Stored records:
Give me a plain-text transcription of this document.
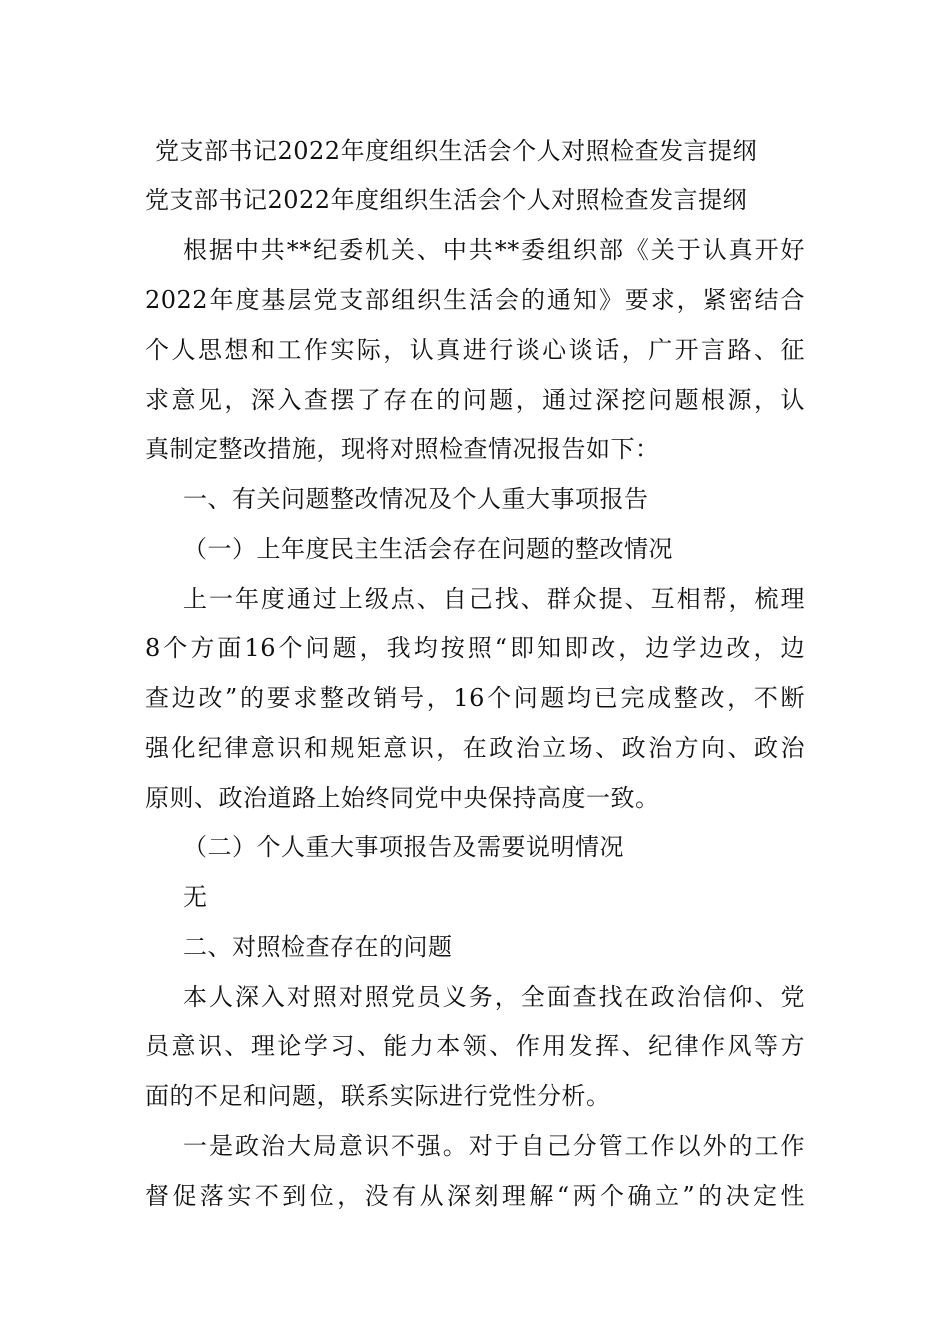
党支部书记2022年度组织生活会个人对照检查发言提纲
党支部书记2022年度组织生活会个人对照检查发言提纲
根据中共**纪委机关、中共**委组织部《关于认真开好
2022年度基层党支部组织生活会的通知》要求，紧密结合
个人思想和工作实际，认真进行谈心谈话，广开言路、征
求意见，深入查摆了存在的问题，通过深挖问题根源，认
真制定整改措施，现将对照检查情况报告如下：
一、有关问题整改情况及个人重大事项报告
（一）上年度民主生活会存在问题的整改情况
上一年度通过上级点、自己找、群众提、互相帮，梳理
8个方面16个问题，我均按照“即知即改，边学边改，边
查边改”的要求整改销号，16个问题均已完成整改，不断
强化纪律意识和规矩意识，在政治立场、政治方向、政治
原则、政治道路上始终同党中央保持高度一致。
（二）个人重大事项报告及需要说明情况
无
二、对照检查存在的问题
本人深入对照对照党员义务，全面查找在政治信仰、党
员意识、理论学习、能力本领、作用发挥、纪律作风等方
面的不足和问题，联系实际进行党性分析。
一是政治大局意识不强。对于自己分管工作以外的工作
督促落实不到位，没有从深刻理解“两个确立”的决定性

**GOAL OF THE EXERCISE:** Leave out the pictures and copy every record above exactly.

**THE SOLUTION:**
Give me a plain-text transcription of this document.
党支部书记2022年度组织生活会个人对照检查发言提纲
党支部书记2022年度组织生活会个人对照检查发言提纲
根据中共**纪委机关、中共**委组织部《关于认真开好
2022年度基层党支部组织生活会的通知》要求，紧密结合
个人思想和工作实际，认真进行谈心谈话，广开言路、征
求意见，深入查摆了存在的问题，通过深挖问题根源，认
真制定整改措施，现将对照检查情况报告如下：
一、有关问题整改情况及个人重大事项报告
（一）上年度民主生活会存在问题的整改情况
上一年度通过上级点、自己找、群众提、互相帮，梳理
8个方面16个问题，我均按照“即知即改，边学边改，边
查边改”的要求整改销号，16个问题均已完成整改，不断
强化纪律意识和规矩意识，在政治立场、政治方向、政治
原则、政治道路上始终同党中央保持高度一致。
（二）个人重大事项报告及需要说明情况
无
二、对照检查存在的问题
本人深入对照对照党员义务，全面查找在政治信仰、党
员意识、理论学习、能力本领、作用发挥、纪律作风等方
面的不足和问题，联系实际进行党性分析。
一是政治大局意识不强。对于自己分管工作以外的工作
督促落实不到位，没有从深刻理解“两个确立”的决定性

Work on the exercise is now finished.